## Aim of the exercise:
Find the number of lines containing the string "this" in the data. Answer with the number by itself.

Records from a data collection
--------------------------------------------------
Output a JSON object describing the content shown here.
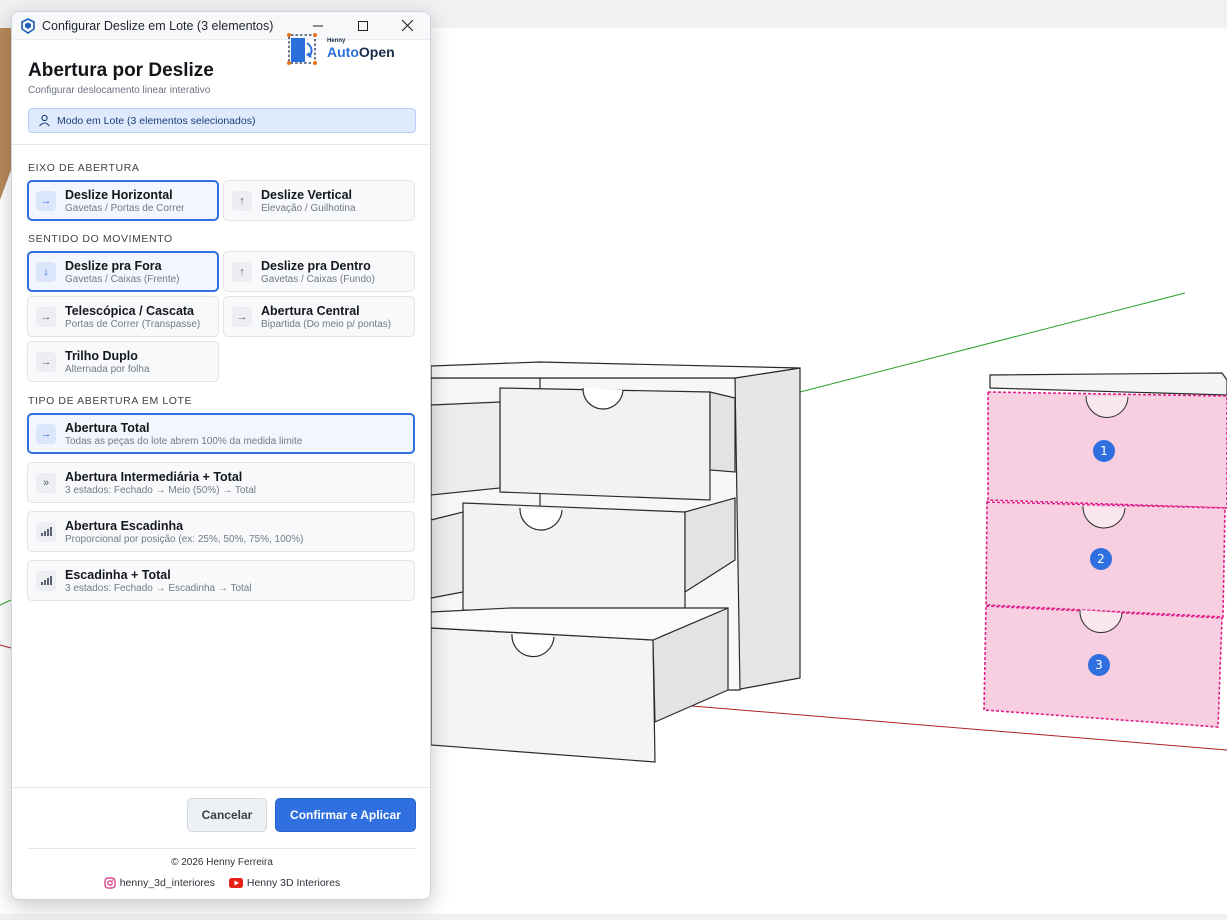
{
  "window": {
    "title": "Configurar Deslize em Lote (3 elementos)"
  },
  "header": {
    "title": "Abertura por Deslize",
    "subtitle": "Configurar deslocamento linear interativo",
    "logo_small": "Henny",
    "logo_auto": "Auto",
    "logo_open": "Open"
  },
  "mode": {
    "text": "Modo em Lote (3 elementos selecionados)"
  },
  "sections": {
    "axis": {
      "label": "EIXO DE ABERTURA",
      "options": [
        {
          "label": "Deslize Horizontal",
          "desc": "Gavetas / Portas de Correr",
          "icon": "→",
          "selected": true
        },
        {
          "label": "Deslize Vertical",
          "desc": "Elevação / Guilhotina",
          "icon": "↑",
          "selected": false
        }
      ]
    },
    "direction": {
      "label": "SENTIDO DO MOVIMENTO",
      "options": [
        {
          "label": "Deslize pra Fora",
          "desc": "Gavetas / Caixas (Frente)",
          "icon": "↓",
          "selected": true
        },
        {
          "label": "Deslize pra Dentro",
          "desc": "Gavetas / Caixas (Fundo)",
          "icon": "↑",
          "selected": false
        },
        {
          "label": "Telescópica / Cascata",
          "desc": "Portas de Correr (Transpasse)",
          "icon": "→",
          "selected": false
        },
        {
          "label": "Abertura Central",
          "desc": "Bipartida (Do meio p/ pontas)",
          "icon": "→",
          "selected": false
        },
        {
          "label": "Trilho Duplo",
          "desc": "Alternada por folha",
          "icon": "→",
          "selected": false
        }
      ]
    },
    "batch": {
      "label": "TIPO DE ABERTURA EM LOTE",
      "options": [
        {
          "label": "Abertura Total",
          "desc": "Todas as peças do lote abrem 100% da medida limite",
          "icon": "→",
          "selected": true
        },
        {
          "label": "Abertura Intermediária + Total",
          "desc": "3 estados: Fechado → Meio (50%) → Total",
          "icon": "»",
          "selected": false
        },
        {
          "label": "Abertura Escadinha",
          "desc": "Proporcional por posição (ex: 25%, 50%, 75%, 100%)",
          "icon": "bars",
          "selected": false
        },
        {
          "label": "Escadinha + Total",
          "desc": "3 estados: Fechado → Escadinha → Total",
          "icon": "bars",
          "selected": false
        }
      ]
    }
  },
  "buttons": {
    "cancel": "Cancelar",
    "confirm": "Confirmar e Aplicar"
  },
  "footer": {
    "copyright": "© 2026 Henny Ferreira",
    "instagram": "henny_3d_interiores",
    "youtube": "Henny 3D Interiores"
  },
  "viewport": {
    "badges": [
      "1",
      "2",
      "3"
    ]
  },
  "colors": {
    "accent": "#2f6fe0",
    "selection_pink": "#f7cfe1",
    "selection_border": "#e0208a"
  }
}
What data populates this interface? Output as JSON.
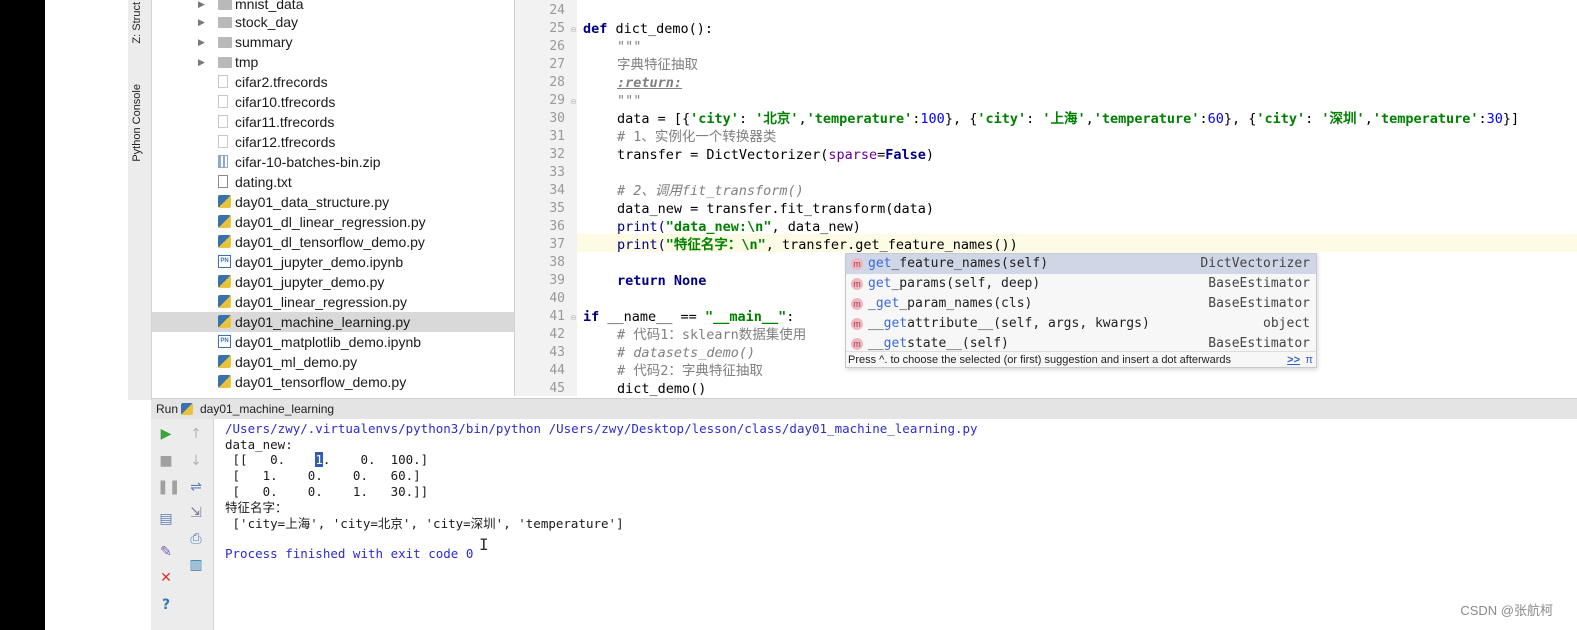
{
  "sidebar": {
    "structure_tab": "Z: Struct",
    "console_tab": "Python Console"
  },
  "project_tree": {
    "items": [
      {
        "label": "mnist_data",
        "type": "folder",
        "selected": false
      },
      {
        "label": "stock_day",
        "type": "folder",
        "selected": false
      },
      {
        "label": "summary",
        "type": "folder",
        "selected": false
      },
      {
        "label": "tmp",
        "type": "folder",
        "selected": false
      },
      {
        "label": "cifar2.tfrecords",
        "type": "file",
        "selected": false
      },
      {
        "label": "cifar10.tfrecords",
        "type": "file",
        "selected": false
      },
      {
        "label": "cifar11.tfrecords",
        "type": "file",
        "selected": false
      },
      {
        "label": "cifar12.tfrecords",
        "type": "file",
        "selected": false
      },
      {
        "label": "cifar-10-batches-bin.zip",
        "type": "zip",
        "selected": false
      },
      {
        "label": "dating.txt",
        "type": "txt",
        "selected": false
      },
      {
        "label": "day01_data_structure.py",
        "type": "py",
        "selected": false
      },
      {
        "label": "day01_dl_linear_regression.py",
        "type": "py",
        "selected": false
      },
      {
        "label": "day01_dl_tensorflow_demo.py",
        "type": "py",
        "selected": false
      },
      {
        "label": "day01_jupyter_demo.ipynb",
        "type": "ipynb",
        "selected": false
      },
      {
        "label": "day01_jupyter_demo.py",
        "type": "py",
        "selected": false
      },
      {
        "label": "day01_linear_regression.py",
        "type": "py",
        "selected": false
      },
      {
        "label": "day01_machine_learning.py",
        "type": "py",
        "selected": true
      },
      {
        "label": "day01_matplotlib_demo.ipynb",
        "type": "ipynb",
        "selected": false
      },
      {
        "label": "day01_ml_demo.py",
        "type": "py",
        "selected": false
      },
      {
        "label": "day01_tensorflow_demo.py",
        "type": "py",
        "selected": false
      }
    ]
  },
  "editor": {
    "line_numbers": [
      "24",
      "25",
      "26",
      "27",
      "28",
      "29",
      "30",
      "31",
      "32",
      "33",
      "34",
      "35",
      "36",
      "37",
      "38",
      "39",
      "40",
      "41",
      "42",
      "43",
      "44",
      "45"
    ],
    "code": {
      "l25_kw": "def",
      "l25_rest": " dict_demo():",
      "l26": "\"\"\"",
      "l27": "字典特征抽取",
      "l28": ":return:",
      "l29": "\"\"\"",
      "l30_a": "data = [{",
      "l30_s1": "'city'",
      "l30_b": ": ",
      "l30_s2": "'北京'",
      "l30_c": ",",
      "l30_s3": "'temperature'",
      "l30_d": ":",
      "l30_n1": "100",
      "l30_e": "}, {",
      "l30_s4": "'city'",
      "l30_f": ": ",
      "l30_s5": "'上海'",
      "l30_g": ",",
      "l30_s6": "'temperature'",
      "l30_h": ":",
      "l30_n2": "60",
      "l30_i": "}, {",
      "l30_s7": "'city'",
      "l30_j": ": ",
      "l30_s8": "'深圳'",
      "l30_k": ",",
      "l30_s9": "'temperature'",
      "l30_l": ":",
      "l30_n3": "30",
      "l30_m": "}]",
      "l31": "# 1、实例化一个转换器类",
      "l32_a": "transfer = DictVectorizer(",
      "l32_p": "sparse",
      "l32_b": "=",
      "l32_kw": "False",
      "l32_c": ")",
      "l34": "# 2、调用fit_transform()",
      "l35": "data_new = transfer.fit_transform(data)",
      "l36_a": "print(",
      "l36_s": "\"data_new:\\n\"",
      "l36_b": ", data_new)",
      "l37_a": "print(",
      "l37_s": "\"特征名字：\\n\"",
      "l37_b": ", transfer.get_feature_names())",
      "l39_kw1": "return",
      "l39_kw2": "None",
      "l41_kw": "if",
      "l41_a": " __name__ == ",
      "l41_s": "\"__main__\"",
      "l41_b": ":",
      "l42": "# 代码1：sklearn数据集使用",
      "l43": "# datasets_demo()",
      "l44": "# 代码2：字典特征抽取",
      "l45": "dict_demo()"
    }
  },
  "autocomplete": {
    "items": [
      {
        "match": "get",
        "name": "_feature_names(self)",
        "prefix": "",
        "cls": "DictVectorizer",
        "selected": true
      },
      {
        "match": "get",
        "name": "_params(self, deep)",
        "prefix": "",
        "cls": "BaseEstimator",
        "selected": false
      },
      {
        "match": "get",
        "name": "_param_names(cls)",
        "prefix": "_",
        "cls": "BaseEstimator",
        "selected": false
      },
      {
        "match": "get",
        "name": "attribute__(self, args, kwargs)",
        "prefix": "__",
        "cls": "object",
        "selected": false
      },
      {
        "match": "get",
        "name": "state__(self)",
        "prefix": "__",
        "cls": "BaseEstimator",
        "selected": false
      }
    ],
    "icon_letter": "m",
    "hint": "Press ^. to choose the selected (or first) suggestion and insert a dot afterwards",
    "more": ">>",
    "pi": "π"
  },
  "run_panel": {
    "run_label": "Run",
    "tab_label": "day01_machine_learning"
  },
  "console": {
    "command": "/Users/zwy/.virtualenvs/python3/bin/python /Users/zwy/Desktop/lesson/class/day01_machine_learning.py",
    "data_new_label": "data_new:",
    "matrix_row1_a": " [[   0.    ",
    "matrix_row1_sel": "1",
    "matrix_row1_b": ".    0.  100.]",
    "matrix_row2": " [   1.    0.    0.   60.]",
    "matrix_row3": " [   0.    0.    1.   30.]]",
    "feature_label": "特征名字：",
    "feature_list": " ['city=上海', 'city=北京', 'city=深圳', 'temperature']",
    "exit": "Process finished with exit code 0"
  },
  "watermark": "CSDN @张航柯"
}
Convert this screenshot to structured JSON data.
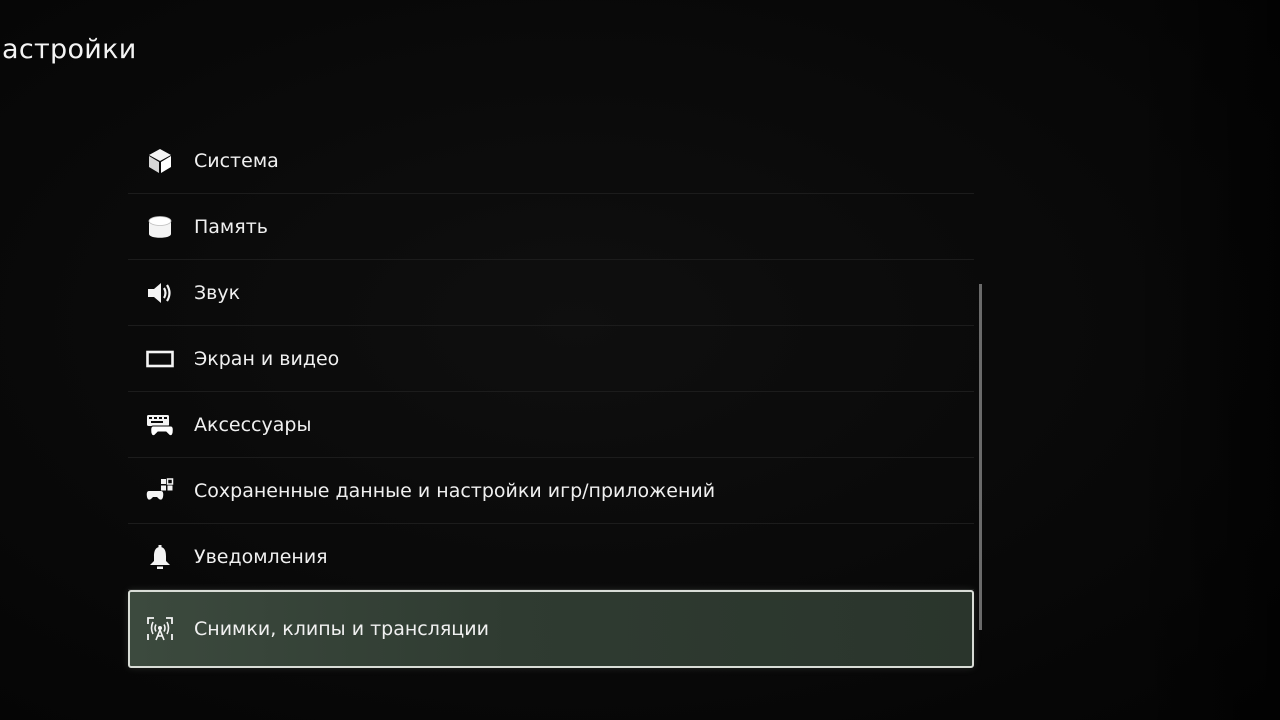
{
  "page": {
    "title": "астройки"
  },
  "menu": {
    "items": [
      {
        "label": "Система",
        "icon": "cube-icon"
      },
      {
        "label": "Память",
        "icon": "storage-cylinder-icon"
      },
      {
        "label": "Звук",
        "icon": "speaker-icon"
      },
      {
        "label": "Экран и видео",
        "icon": "display-icon"
      },
      {
        "label": "Аксессуары",
        "icon": "keyboard-gamepad-icon"
      },
      {
        "label": "Сохраненные данные и настройки игр/приложений",
        "icon": "gamepad-grid-icon"
      },
      {
        "label": "Уведомления",
        "icon": "bell-icon"
      },
      {
        "label": "Снимки, клипы и трансляции",
        "icon": "capture-broadcast-icon"
      }
    ],
    "selected_index": 7
  },
  "colors": {
    "background": "#060606",
    "text": "#f0f0f0",
    "selection_fill": "#34423a",
    "selection_border": "#d8dcd6"
  }
}
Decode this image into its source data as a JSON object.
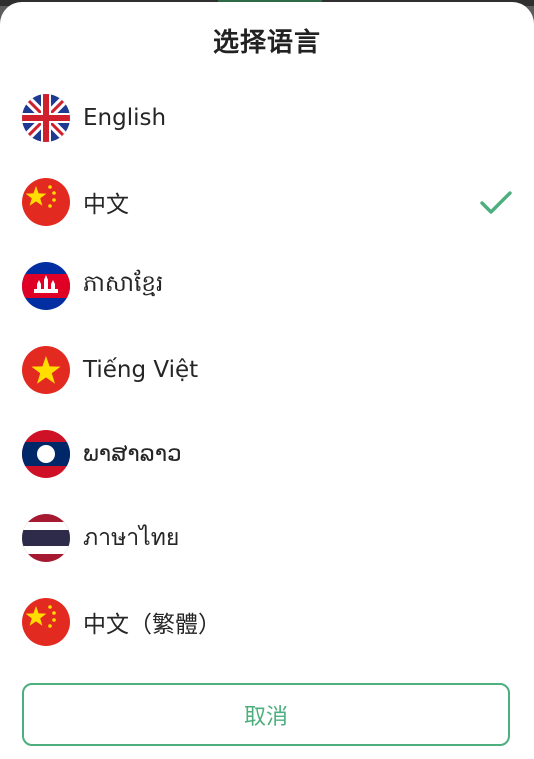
{
  "dialog": {
    "title": "选择语言",
    "cancel_label": "取消",
    "accent_color": "#4caf7d"
  },
  "languages": [
    {
      "label": "English",
      "flag": "uk-flag-icon",
      "selected": false
    },
    {
      "label": "中文",
      "flag": "china-flag-icon",
      "selected": true
    },
    {
      "label": "ភាសាខ្មែរ",
      "flag": "cambodia-flag-icon",
      "selected": false
    },
    {
      "label": "Tiếng Việt",
      "flag": "vietnam-flag-icon",
      "selected": false
    },
    {
      "label": "ພາສາລາວ",
      "flag": "laos-flag-icon",
      "selected": false
    },
    {
      "label": "ภาษาไทย",
      "flag": "thailand-flag-icon",
      "selected": false
    },
    {
      "label": "中文（繁體）",
      "flag": "china-flag-icon",
      "selected": false
    }
  ]
}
--------------------------------------------------
## Solution to the problem:
3